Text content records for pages
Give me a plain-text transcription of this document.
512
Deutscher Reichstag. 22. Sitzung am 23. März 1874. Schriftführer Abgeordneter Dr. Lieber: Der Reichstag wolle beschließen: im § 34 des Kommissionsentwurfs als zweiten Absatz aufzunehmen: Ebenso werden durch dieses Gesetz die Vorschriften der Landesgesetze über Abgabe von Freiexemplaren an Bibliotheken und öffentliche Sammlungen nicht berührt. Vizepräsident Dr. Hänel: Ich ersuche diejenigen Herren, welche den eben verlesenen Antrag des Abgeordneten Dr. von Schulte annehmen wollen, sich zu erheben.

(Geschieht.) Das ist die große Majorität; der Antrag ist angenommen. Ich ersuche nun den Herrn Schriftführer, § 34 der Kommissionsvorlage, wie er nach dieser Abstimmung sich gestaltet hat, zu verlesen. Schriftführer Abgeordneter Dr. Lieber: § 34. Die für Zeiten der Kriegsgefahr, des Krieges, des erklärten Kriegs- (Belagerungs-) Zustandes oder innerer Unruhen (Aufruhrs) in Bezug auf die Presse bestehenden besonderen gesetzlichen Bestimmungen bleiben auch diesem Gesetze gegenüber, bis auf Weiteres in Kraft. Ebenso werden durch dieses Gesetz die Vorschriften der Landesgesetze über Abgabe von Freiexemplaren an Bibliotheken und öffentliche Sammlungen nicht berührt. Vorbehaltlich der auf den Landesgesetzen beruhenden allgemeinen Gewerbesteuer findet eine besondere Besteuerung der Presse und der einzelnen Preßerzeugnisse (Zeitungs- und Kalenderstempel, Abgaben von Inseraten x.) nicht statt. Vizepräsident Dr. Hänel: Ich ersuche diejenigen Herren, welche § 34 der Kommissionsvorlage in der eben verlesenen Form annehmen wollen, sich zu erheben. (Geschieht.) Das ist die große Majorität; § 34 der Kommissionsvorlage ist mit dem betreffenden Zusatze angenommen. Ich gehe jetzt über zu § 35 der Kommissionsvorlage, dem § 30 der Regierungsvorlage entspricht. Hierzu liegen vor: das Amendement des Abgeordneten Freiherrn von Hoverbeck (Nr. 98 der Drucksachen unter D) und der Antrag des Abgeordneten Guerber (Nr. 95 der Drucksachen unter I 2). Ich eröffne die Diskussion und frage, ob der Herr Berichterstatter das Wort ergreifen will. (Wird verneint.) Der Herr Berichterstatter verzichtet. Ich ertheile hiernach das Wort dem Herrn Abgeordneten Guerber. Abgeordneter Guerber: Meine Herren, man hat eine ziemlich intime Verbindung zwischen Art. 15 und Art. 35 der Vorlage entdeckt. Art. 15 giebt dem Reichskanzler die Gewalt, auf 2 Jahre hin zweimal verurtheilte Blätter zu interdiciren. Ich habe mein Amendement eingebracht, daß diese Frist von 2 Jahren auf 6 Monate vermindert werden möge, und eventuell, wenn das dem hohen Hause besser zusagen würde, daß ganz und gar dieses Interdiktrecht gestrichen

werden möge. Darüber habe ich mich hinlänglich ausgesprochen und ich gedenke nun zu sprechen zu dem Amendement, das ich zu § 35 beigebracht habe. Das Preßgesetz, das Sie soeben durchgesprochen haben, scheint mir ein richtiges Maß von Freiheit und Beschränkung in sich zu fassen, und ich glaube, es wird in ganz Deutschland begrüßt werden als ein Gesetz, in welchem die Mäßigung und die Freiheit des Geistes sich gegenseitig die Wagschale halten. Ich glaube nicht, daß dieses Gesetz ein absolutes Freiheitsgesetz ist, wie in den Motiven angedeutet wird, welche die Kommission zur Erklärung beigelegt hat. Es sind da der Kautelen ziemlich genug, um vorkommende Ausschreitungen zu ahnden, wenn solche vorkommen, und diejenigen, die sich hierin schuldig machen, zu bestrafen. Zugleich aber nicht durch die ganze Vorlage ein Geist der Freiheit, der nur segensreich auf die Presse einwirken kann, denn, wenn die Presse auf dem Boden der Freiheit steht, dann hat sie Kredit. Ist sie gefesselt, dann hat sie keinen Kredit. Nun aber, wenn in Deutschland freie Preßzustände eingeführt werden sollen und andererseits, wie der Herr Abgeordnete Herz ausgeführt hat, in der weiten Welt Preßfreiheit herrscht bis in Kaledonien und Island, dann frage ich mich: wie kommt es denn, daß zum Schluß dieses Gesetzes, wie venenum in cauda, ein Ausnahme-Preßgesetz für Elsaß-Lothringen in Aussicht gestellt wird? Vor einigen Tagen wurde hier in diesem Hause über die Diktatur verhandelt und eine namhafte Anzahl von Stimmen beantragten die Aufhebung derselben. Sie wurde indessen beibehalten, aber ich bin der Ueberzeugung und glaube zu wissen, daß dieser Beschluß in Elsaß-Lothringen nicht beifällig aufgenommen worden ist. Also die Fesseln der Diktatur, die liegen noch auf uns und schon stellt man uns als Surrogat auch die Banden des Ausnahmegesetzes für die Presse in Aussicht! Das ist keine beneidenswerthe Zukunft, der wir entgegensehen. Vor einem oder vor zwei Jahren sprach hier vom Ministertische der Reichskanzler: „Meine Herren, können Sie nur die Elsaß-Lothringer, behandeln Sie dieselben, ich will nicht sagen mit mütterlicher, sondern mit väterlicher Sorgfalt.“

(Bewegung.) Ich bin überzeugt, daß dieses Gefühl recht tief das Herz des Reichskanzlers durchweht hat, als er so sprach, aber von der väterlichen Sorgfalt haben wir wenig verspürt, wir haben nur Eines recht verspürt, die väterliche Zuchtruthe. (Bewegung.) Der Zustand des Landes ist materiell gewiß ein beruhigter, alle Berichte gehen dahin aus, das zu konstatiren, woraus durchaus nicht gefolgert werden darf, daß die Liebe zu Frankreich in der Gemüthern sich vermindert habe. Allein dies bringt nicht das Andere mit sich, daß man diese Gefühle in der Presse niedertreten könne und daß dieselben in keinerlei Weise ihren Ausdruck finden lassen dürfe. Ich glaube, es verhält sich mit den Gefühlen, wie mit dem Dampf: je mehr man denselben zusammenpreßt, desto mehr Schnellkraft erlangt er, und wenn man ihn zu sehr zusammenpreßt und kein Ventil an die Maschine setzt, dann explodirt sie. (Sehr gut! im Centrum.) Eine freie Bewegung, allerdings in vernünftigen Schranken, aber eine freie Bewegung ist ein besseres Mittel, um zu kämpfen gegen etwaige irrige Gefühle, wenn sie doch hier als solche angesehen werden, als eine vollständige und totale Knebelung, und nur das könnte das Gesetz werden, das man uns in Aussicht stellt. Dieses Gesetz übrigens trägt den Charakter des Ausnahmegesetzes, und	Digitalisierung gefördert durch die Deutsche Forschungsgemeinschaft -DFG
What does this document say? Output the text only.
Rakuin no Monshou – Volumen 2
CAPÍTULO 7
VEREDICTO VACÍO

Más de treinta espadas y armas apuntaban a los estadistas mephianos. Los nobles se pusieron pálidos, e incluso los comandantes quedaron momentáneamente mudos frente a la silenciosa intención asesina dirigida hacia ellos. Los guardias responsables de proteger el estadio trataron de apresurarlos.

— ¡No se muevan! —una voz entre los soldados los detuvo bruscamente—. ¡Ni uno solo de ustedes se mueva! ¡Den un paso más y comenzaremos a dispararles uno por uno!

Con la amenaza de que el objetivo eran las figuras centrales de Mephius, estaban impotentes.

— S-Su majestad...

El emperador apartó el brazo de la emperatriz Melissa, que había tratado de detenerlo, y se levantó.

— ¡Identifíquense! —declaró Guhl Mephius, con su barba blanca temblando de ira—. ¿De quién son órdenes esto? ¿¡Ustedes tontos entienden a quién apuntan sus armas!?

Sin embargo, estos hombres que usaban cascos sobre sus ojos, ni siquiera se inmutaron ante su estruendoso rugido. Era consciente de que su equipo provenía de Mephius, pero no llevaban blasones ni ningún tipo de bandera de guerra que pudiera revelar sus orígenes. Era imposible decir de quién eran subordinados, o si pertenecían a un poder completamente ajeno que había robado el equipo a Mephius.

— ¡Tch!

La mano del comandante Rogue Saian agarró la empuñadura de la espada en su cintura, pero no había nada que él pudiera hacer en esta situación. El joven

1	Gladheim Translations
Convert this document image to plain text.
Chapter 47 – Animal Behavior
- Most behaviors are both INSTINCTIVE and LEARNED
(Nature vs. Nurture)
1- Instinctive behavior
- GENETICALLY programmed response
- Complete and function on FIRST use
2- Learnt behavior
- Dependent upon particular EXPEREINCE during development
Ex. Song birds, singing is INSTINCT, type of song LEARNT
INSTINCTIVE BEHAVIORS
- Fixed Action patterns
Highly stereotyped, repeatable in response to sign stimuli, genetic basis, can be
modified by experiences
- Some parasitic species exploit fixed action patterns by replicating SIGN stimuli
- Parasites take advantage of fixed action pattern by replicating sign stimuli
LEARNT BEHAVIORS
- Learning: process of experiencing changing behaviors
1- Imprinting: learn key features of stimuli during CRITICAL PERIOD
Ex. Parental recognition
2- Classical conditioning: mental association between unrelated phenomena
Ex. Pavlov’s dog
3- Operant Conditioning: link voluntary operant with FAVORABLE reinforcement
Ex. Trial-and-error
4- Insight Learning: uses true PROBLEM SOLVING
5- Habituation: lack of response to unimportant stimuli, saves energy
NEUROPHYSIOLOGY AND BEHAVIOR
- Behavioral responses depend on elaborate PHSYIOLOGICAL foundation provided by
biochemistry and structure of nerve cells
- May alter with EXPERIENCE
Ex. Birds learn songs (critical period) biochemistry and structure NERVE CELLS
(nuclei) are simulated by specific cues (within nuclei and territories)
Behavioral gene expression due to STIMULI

• PROBLEM TO SOLVE
Please show every line of the entries above that contains the word "document".

• RESULT OF THE TASK
Give me a plain-text transcription of this document.
What does this document say? Output the text only.
Convert this document image to plain text.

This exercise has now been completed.